(Items from a dataset)
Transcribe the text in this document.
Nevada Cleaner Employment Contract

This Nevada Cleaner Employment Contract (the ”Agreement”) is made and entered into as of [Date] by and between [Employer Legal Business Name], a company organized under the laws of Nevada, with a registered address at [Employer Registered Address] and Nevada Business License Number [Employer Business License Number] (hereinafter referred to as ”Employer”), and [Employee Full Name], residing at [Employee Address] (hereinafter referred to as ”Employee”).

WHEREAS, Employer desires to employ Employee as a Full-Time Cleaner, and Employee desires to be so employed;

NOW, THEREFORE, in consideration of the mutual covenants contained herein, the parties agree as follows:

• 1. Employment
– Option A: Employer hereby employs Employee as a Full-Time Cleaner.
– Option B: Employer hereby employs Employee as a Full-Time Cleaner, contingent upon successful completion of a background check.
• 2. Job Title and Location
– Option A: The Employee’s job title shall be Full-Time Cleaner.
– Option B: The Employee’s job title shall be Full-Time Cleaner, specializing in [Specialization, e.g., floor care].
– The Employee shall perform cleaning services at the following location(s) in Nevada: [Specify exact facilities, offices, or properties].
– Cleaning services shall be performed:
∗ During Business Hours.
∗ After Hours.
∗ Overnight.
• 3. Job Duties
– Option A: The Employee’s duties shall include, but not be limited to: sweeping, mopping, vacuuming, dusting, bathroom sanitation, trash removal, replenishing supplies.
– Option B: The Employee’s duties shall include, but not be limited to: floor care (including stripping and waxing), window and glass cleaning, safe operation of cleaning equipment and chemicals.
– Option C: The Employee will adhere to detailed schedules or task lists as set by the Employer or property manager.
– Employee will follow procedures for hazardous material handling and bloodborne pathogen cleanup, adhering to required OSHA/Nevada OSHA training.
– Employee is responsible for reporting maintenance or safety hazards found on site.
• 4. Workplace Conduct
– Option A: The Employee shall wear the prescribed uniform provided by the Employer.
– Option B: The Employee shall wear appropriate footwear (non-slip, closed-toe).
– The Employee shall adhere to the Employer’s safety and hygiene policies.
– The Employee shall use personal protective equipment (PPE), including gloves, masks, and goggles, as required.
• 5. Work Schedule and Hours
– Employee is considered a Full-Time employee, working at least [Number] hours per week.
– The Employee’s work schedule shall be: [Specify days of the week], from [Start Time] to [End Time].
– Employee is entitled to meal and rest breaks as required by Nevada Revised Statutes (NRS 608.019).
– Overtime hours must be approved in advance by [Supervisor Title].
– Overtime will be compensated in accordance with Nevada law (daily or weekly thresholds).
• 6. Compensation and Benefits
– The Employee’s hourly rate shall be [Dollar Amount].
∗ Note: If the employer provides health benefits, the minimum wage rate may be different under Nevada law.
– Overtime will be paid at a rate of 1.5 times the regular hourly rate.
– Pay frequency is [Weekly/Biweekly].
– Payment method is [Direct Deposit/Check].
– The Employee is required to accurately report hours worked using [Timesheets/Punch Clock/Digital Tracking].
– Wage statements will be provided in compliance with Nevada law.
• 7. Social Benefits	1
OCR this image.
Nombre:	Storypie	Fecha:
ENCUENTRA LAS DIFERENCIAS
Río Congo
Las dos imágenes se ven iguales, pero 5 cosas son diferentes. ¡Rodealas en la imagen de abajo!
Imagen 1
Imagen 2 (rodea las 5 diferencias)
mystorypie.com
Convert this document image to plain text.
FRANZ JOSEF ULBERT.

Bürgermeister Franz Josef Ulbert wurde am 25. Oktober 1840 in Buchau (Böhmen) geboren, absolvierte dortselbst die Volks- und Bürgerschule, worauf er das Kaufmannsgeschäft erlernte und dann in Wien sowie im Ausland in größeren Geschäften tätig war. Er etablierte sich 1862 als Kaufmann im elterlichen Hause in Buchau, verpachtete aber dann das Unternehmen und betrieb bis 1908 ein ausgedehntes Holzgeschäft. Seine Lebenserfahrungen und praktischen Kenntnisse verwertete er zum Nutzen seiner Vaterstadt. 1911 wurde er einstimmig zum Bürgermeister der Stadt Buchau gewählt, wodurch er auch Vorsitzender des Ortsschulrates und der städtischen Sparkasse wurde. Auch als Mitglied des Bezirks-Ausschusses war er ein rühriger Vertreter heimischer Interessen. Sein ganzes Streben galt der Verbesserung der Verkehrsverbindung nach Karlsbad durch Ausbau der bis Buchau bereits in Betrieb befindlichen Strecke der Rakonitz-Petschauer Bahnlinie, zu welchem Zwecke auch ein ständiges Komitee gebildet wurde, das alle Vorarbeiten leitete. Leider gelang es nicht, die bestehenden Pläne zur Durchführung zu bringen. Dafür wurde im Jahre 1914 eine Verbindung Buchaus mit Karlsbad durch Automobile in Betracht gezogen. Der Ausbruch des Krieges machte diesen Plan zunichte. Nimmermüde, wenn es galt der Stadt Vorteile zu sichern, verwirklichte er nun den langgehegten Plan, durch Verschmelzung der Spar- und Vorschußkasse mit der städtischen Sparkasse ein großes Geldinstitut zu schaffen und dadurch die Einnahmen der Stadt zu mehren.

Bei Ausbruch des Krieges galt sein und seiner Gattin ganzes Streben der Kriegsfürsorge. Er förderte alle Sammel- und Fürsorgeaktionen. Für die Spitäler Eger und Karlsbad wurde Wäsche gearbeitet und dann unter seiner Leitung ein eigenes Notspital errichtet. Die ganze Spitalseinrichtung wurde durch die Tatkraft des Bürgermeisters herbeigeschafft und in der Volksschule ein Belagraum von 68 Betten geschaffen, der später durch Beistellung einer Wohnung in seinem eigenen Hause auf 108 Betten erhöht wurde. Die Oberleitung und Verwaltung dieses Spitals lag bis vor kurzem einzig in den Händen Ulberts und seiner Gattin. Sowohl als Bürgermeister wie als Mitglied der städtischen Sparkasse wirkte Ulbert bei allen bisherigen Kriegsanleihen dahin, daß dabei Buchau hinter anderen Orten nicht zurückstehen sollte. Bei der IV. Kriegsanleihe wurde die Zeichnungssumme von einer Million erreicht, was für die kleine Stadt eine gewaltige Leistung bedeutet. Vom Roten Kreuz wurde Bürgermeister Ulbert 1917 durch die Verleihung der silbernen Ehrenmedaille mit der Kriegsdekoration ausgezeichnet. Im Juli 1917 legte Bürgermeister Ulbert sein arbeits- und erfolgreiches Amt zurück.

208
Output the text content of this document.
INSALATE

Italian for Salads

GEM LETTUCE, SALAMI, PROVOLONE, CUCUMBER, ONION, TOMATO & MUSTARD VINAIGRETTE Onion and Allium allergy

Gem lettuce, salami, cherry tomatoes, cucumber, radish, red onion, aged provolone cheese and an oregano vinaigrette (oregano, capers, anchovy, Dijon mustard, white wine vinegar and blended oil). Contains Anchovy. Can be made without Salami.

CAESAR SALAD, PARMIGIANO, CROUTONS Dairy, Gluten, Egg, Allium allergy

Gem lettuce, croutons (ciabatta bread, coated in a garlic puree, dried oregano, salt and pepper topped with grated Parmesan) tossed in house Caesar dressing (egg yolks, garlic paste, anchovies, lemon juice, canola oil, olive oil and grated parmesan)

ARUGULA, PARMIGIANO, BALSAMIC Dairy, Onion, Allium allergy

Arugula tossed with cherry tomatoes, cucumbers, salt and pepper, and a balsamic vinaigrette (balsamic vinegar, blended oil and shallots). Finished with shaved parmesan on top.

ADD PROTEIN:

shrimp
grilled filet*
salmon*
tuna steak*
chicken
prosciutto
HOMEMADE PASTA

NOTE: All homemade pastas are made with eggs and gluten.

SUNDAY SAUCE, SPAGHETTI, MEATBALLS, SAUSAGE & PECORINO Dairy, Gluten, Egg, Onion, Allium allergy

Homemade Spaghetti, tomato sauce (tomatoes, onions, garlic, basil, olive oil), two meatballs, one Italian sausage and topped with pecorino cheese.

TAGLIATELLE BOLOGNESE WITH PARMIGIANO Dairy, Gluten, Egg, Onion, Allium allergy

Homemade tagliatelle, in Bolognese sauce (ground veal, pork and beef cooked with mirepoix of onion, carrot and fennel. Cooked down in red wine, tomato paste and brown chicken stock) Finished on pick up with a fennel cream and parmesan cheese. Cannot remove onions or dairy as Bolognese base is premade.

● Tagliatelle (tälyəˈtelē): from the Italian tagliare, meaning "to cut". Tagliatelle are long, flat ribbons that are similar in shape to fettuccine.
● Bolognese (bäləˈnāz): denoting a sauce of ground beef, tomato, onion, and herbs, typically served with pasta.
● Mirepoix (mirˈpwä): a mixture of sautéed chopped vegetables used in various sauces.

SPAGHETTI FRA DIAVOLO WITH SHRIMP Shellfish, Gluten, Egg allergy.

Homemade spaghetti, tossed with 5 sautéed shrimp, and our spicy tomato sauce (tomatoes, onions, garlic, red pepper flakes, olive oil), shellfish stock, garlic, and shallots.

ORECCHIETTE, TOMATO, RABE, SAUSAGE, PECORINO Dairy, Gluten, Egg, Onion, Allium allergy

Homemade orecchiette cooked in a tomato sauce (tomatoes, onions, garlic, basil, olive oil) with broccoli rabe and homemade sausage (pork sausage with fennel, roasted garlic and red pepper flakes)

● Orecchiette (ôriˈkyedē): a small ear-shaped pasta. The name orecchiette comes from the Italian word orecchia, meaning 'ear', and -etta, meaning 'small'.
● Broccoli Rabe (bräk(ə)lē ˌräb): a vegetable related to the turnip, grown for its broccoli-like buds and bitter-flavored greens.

EXERCISE PROMPT | From the records, work out how many lines include "Specify" and respond with the number only.

WRITTEN RESPONSE | 2